Every line below should be copied exactly; drop the pictures.

[Data entries]

--

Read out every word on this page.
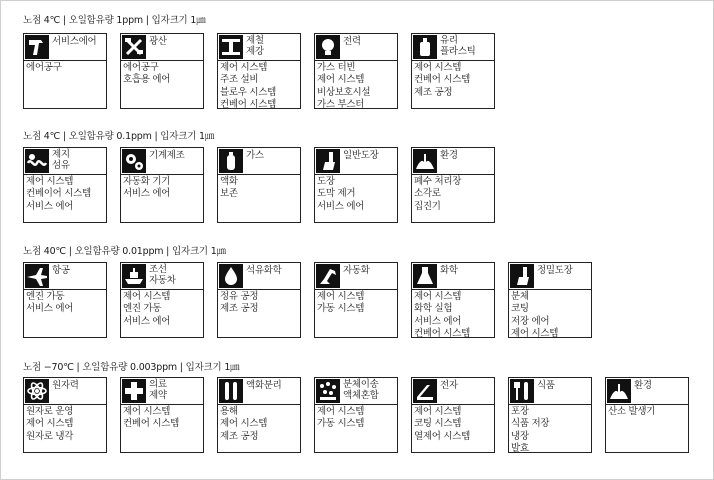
노점 4℃ | 오일함유량 1ppm | 입자크기 1㎛
서비스에어
에어공구
광산
에어공구
호흡용 에어
제철
제강
제어 시스템
주조 설비
블로우 시스템
컨베어 시스템
전력
가스 터빈
제어 시스템
비상보호시설
가스 부스터
유리
플라스틱
제어 시스템
컨베어 시스템
제조 공정
노점 4℃ | 오일함유량 0.1ppm | 입자크기 1㎛
제지
섬유
제어 시스템
컨베이어 시스템
서비스 에어
기계제조
자동화 기기
서비스 에어
가스
액화
보존
일반도장
도장
도막 제거
서비스 에어
환경
폐수 처리장
소각로
집진기
노점 40℃ | 오일함유량 0.01ppm | 입자크기 1㎛
항공
엔진 가동
서비스 에어
조선
자동차
제어 시스템
엔진 가동
서비스 에어
석유화학
정유 공정
제조 공정
자동화
제어 시스템
가동 시스템
화학
제어 시스템
화학 실험
서비스 에어
컨베어 시스템
정밀도장
분체
코팅
저장 에어
제어 시스템
노점 −70℃ | 오일함유량 0.003ppm | 입자크기 1㎛
원자력
원자로 운영
제어 시스템
원자로 냉각
의료
제약
제어 시스템
컨베어 시스템
액화분리
용해
제어 시스템
제조 공정
분체이송
액체혼합
제어 시스템
가동 시스템
전자
제어 시스템
코팅 시스템
열제어 시스템
식품
포장
식품 저장
냉장
발효
환경
산소 발생기
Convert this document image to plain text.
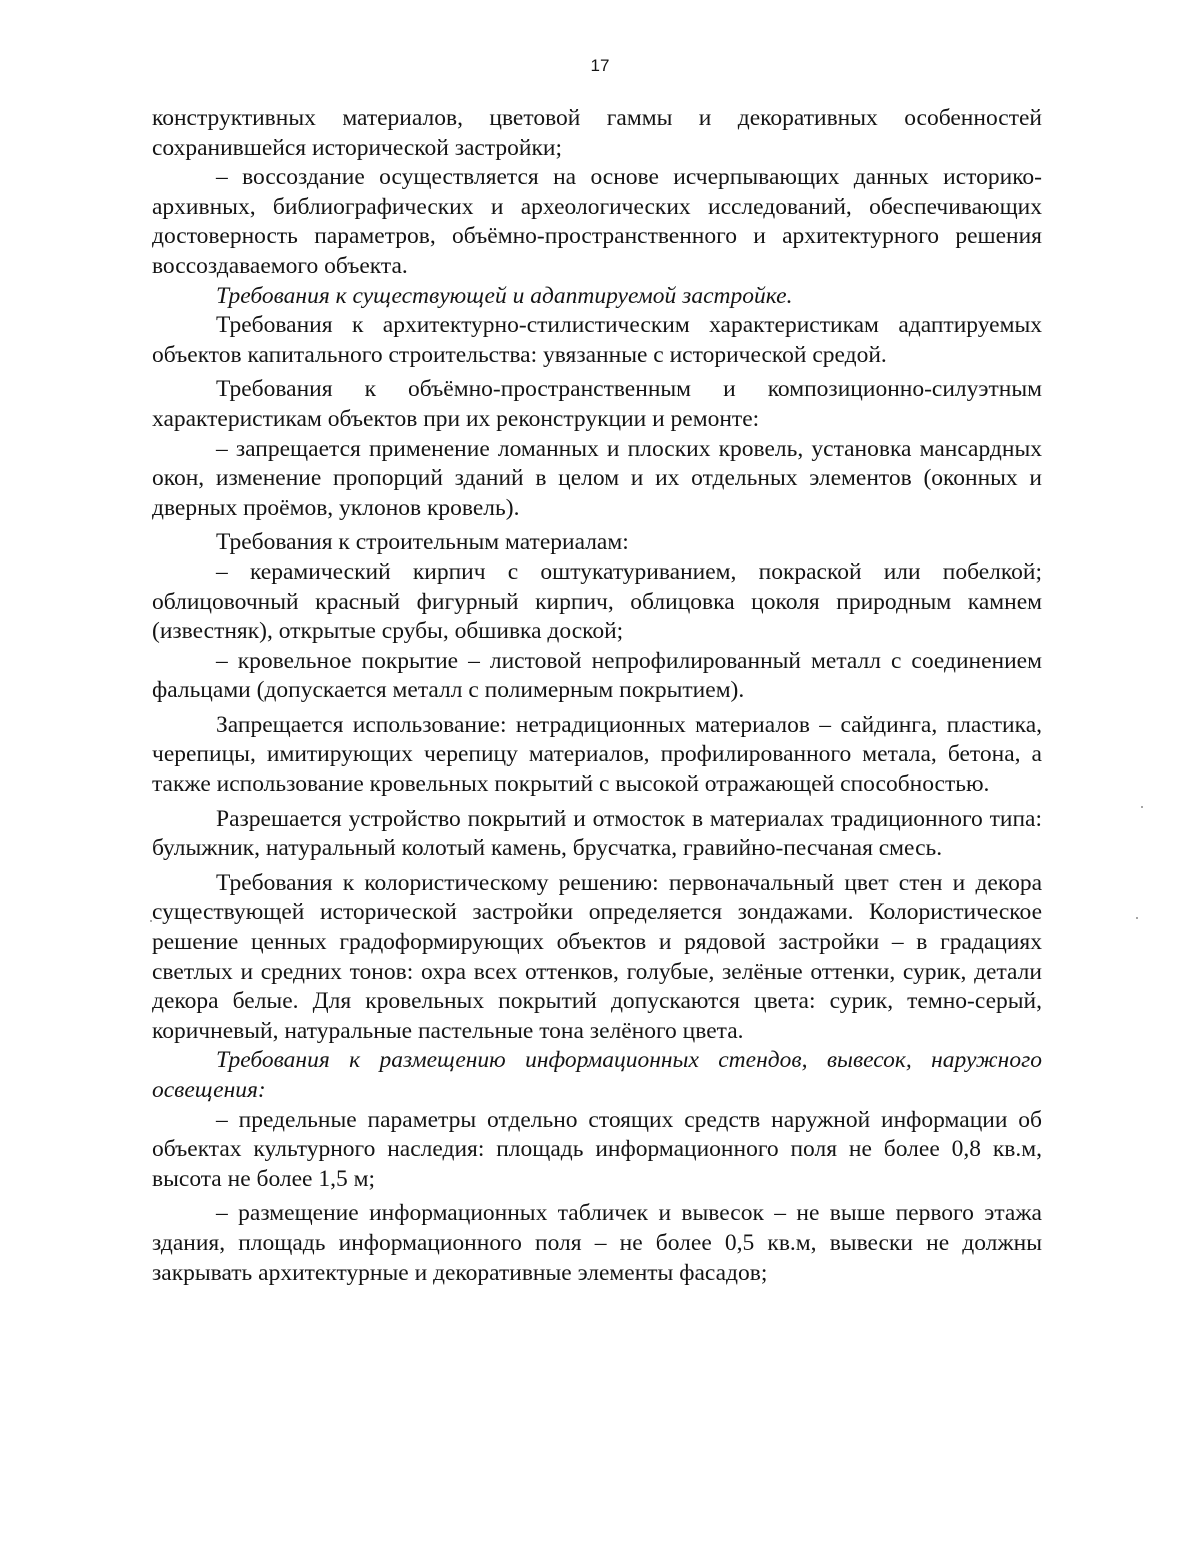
17

конструктивных материалов, цветовой гаммы и декоративных особенностей сохранившейся исторической застройки;

– воссоздание осуществляется на основе исчерпывающих данных историко-архивных, библиографических и археологических исследований, обеспечивающих достоверность параметров, объёмно-пространственного и архитектурного решения воссоздаваемого объекта.

Требования к существующей и адаптируемой застройке.

Требования к архитектурно-стилистическим характеристикам адаптируемых объектов капитального строительства: увязанные с исторической средой.

Требования к объёмно-пространственным и композиционно-силуэтным характеристикам объектов при их реконструкции и ремонте:

– запрещается применение ломанных и плоских кровель, установка мансардных окон, изменение пропорций зданий в целом и их отдельных элементов (оконных и дверных проёмов, уклонов кровель).

Требования к строительным материалам:

– керамический кирпич с оштукатуриванием, покраской или побелкой; облицовочный красный фигурный кирпич, облицовка цоколя природным камнем (известняк), открытые срубы, обшивка доской;

– кровельное покрытие – листовой непрофилированный металл с соединением фальцами (допускается металл с полимерным покрытием).

Запрещается использование: нетрадиционных материалов – сайдинга, пластика, черепицы, имитирующих черепицу материалов, профилированного метала, бетона, а также использование кровельных покрытий с высокой отражающей способностью.

Разрешается устройство покрытий и отмосток в материалах традиционного типа: булыжник, натуральный колотый камень, брусчатка, гравийно-песчаная смесь.

Требования к колористическому решению: первоначальный цвет стен и декора существующей исторической застройки определяется зондажами. Колористическое решение ценных градоформирующих объектов и рядовой застройки – в градациях светлых и средних тонов: охра всех оттенков, голубые, зелёные оттенки, сурик, детали декора белые. Для кровельных покрытий допускаются цвета: сурик, темно-серый, коричневый, натуральные пастельные тона зелёного цвета.

Требования к размещению информационных стендов, вывесок, наружного освещения:

– предельные параметры отдельно стоящих средств наружной информации об объектах культурного наследия: площадь информационного поля не более 0,8 кв.м, высота не более 1,5 м;

– размещение информационных табличек и вывесок – не выше первого этажа здания, площадь информационного поля – не более 0,5 кв.м, вывески не должны закрывать архитектурные и декоративные элементы фасадов;
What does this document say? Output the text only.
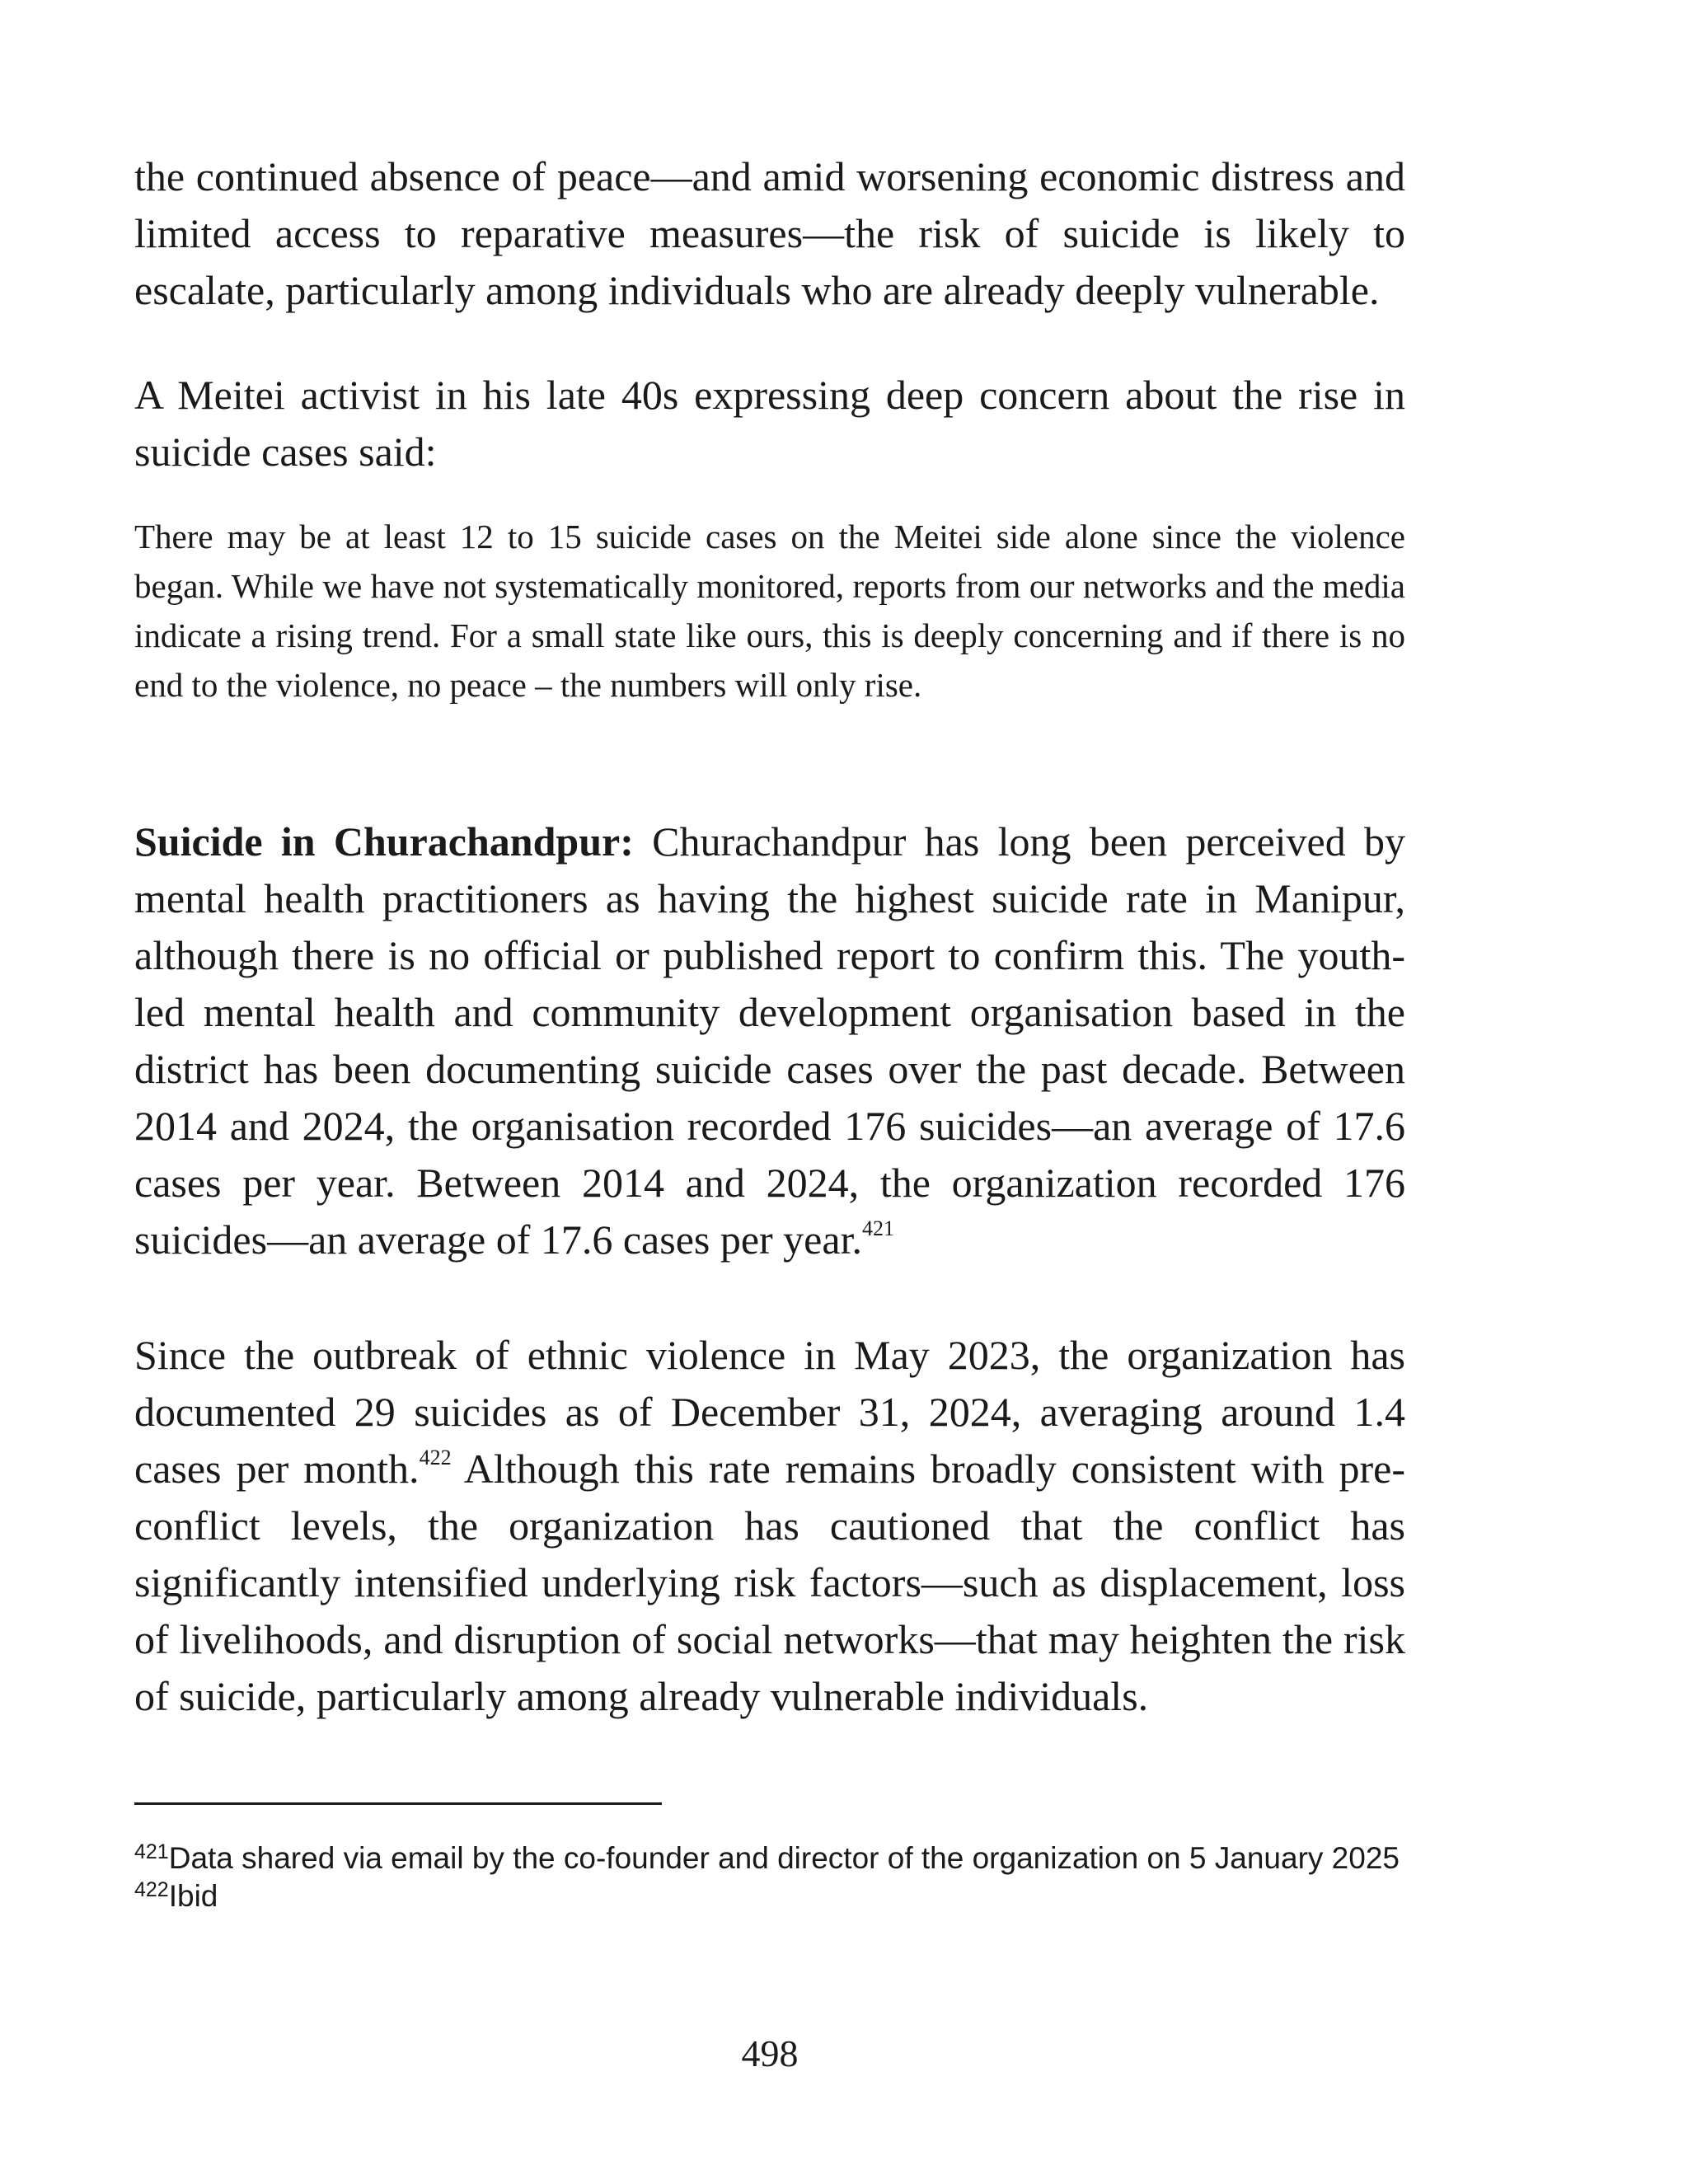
the continued absence of peace—and amid worsening economic distress and limited access to reparative measures—the risk of suicide is likely to escalate, particularly among individuals who are already deeply vulnerable.

A Meitei activist in his late 40s expressing deep concern about the rise in suicide cases said:

There may be at least 12 to 15 suicide cases on the Meitei side alone since the violence began. While we have not systematically monitored, reports from our networks and the media indicate a rising trend. For a small state like ours, this is deeply concerning and if there is no end to the violence, no peace – the numbers will only rise.

Suicide in Churachandpur: Churachandpur has long been perceived by mental health practitioners as having the highest suicide rate in Manipur, although there is no official or published report to confirm this. The youth-led mental health and community development organisation based in the district has been documenting suicide cases over the past decade. Between 2014 and 2024, the organisation recorded 176 suicides—an average of 17.6 cases per year. Between 2014 and 2024, the organization recorded 176 suicides—an average of 17.6 cases per year.$^{421}$

Since the outbreak of ethnic violence in May 2023, the organization has documented 29 suicides as of December 31, 2024, averaging around 1.4 cases per month.$^{422}$ Although this rate remains broadly consistent with pre-conflict levels, the organization has cautioned that the conflict has significantly intensified underlying risk factors—such as displacement, loss of livelihoods, and disruption of social networks—that may heighten the risk of suicide, particularly among already vulnerable individuals.

$^{421}$Data shared via email by the co-founder and director of the organization on 5 January 2025

$^{422}$Ibid

498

--

### OUTPUT BELOW
Read out every word on this page.
노점 4℃ | 오일함유량 1ppm | 입자크기 1㎛
서비스에어
에어공구
광산
에어공구
호흡용 에어
제철
제강
제어 시스템
주조 설비
블로우 시스템
컨베어 시스템
전력
가스 터빈
제어 시스템
비상보호시설
가스 부스터
유리
플라스틱
제어 시스템
컨베어 시스템
제조 공정
노점 4℃ | 오일함유량 0.1ppm | 입자크기 1㎛
제지
섬유
제어 시스템
컨베이어 시스템
서비스 에어
기계제조
자동화 기기
서비스 에어
가스
액화
보존
일반도장
도장
도막 제거
서비스 에어
환경
폐수 처리장
소각로
집진기
노점 40℃ | 오일함유량 0.01ppm | 입자크기 1㎛
항공
엔진 가동
서비스 에어
조선
자동차
제어 시스템
엔진 가동
서비스 에어
석유화학
정유 공정
제조 공정
자동화
제어 시스템
가동 시스템
화학
제어 시스템
화학 실험
서비스 에어
컨베어 시스템
정밀도장
분체
코팅
저장 에어
제어 시스템
노점 −70℃ | 오일함유량 0.003ppm | 입자크기 1㎛
원자력
원자로 운영
제어 시스템
원자로 냉각
의료
제약
제어 시스템
컨베어 시스템
액화분리
용해
제어 시스템
제조 공정
분체이송
액체혼합
제어 시스템
가동 시스템
전자
제어 시스템
코팅 시스템
열제어 시스템
식품
포장
식품 저장
냉장
발효
환경
산소 발생기
Convert this document image to plain text.
17

конструктивных материалов, цветовой гаммы и декоративных особенностей сохранившейся исторической застройки;

– воссоздание осуществляется на основе исчерпывающих данных историко-архивных, библиографических и археологических исследований, обеспечивающих достоверность параметров, объёмно-пространственного и архитектурного решения воссоздаваемого объекта.

Требования к существующей и адаптируемой застройке.

Требования к архитектурно-стилистическим характеристикам адаптируемых объектов капитального строительства: увязанные с исторической средой.

Требования к объёмно-пространственным и композиционно-силуэтным характеристикам объектов при их реконструкции и ремонте:

– запрещается применение ломанных и плоских кровель, установка мансардных окон, изменение пропорций зданий в целом и их отдельных элементов (оконных и дверных проёмов, уклонов кровель).

Требования к строительным материалам:

– керамический кирпич с оштукатуриванием, покраской или побелкой; облицовочный красный фигурный кирпич, облицовка цоколя природным камнем (известняк), открытые срубы, обшивка доской;

– кровельное покрытие – листовой непрофилированный металл с соединением фальцами (допускается металл с полимерным покрытием).

Запрещается использование: нетрадиционных материалов – сайдинга, пластика, черепицы, имитирующих черепицу материалов, профилированного метала, бетона, а также использование кровельных покрытий с высокой отражающей способностью.

Разрешается устройство покрытий и отмосток в материалах традиционного типа: булыжник, натуральный колотый камень, брусчатка, гравийно-песчаная смесь.

Требования к колористическому решению: первоначальный цвет стен и декора существующей исторической застройки определяется зондажами. Колористическое решение ценных градоформирующих объектов и рядовой застройки – в градациях светлых и средних тонов: охра всех оттенков, голубые, зелёные оттенки, сурик, детали декора белые. Для кровельных покрытий допускаются цвета: сурик, темно-серый, коричневый, натуральные пастельные тона зелёного цвета.

Требования к размещению информационных стендов, вывесок, наружного освещения:

– предельные параметры отдельно стоящих средств наружной информации об объектах культурного наследия: площадь информационного поля не более 0,8 кв.м, высота не более 1,5 м;

– размещение информационных табличек и вывесок – не выше первого этажа здания, площадь информационного поля – не более 0,5 кв.м, вывески не должны закрывать архитектурные и декоративные элементы фасадов;
What does this document say? Output the text only.
the continued absence of peace—and amid worsening economic distress and limited access to reparative measures—the risk of suicide is likely to escalate, particularly among individuals who are already deeply vulnerable.

A Meitei activist in his late 40s expressing deep concern about the rise in suicide cases said:

There may be at least 12 to 15 suicide cases on the Meitei side alone since the violence began. While we have not systematically monitored, reports from our networks and the media indicate a rising trend. For a small state like ours, this is deeply concerning and if there is no end to the violence, no peace – the numbers will only rise.

Suicide in Churachandpur: Churachandpur has long been perceived by mental health practitioners as having the highest suicide rate in Manipur, although there is no official or published report to confirm this. The youth-led mental health and community development organisation based in the district has been documenting suicide cases over the past decade. Between 2014 and 2024, the organisation recorded 176 suicides—an average of 17.6 cases per year. Between 2014 and 2024, the organization recorded 176 suicides—an average of 17.6 cases per year.$^{421}$

Since the outbreak of ethnic violence in May 2023, the organization has documented 29 suicides as of December 31, 2024, averaging around 1.4 cases per month.$^{422}$ Although this rate remains broadly consistent with pre-conflict levels, the organization has cautioned that the conflict has significantly intensified underlying risk factors—such as displacement, loss of livelihoods, and disruption of social networks—that may heighten the risk of suicide, particularly among already vulnerable individuals.

$^{421}$Data shared via email by the co-founder and director of the organization on 5 January 2025

$^{422}$Ibid

498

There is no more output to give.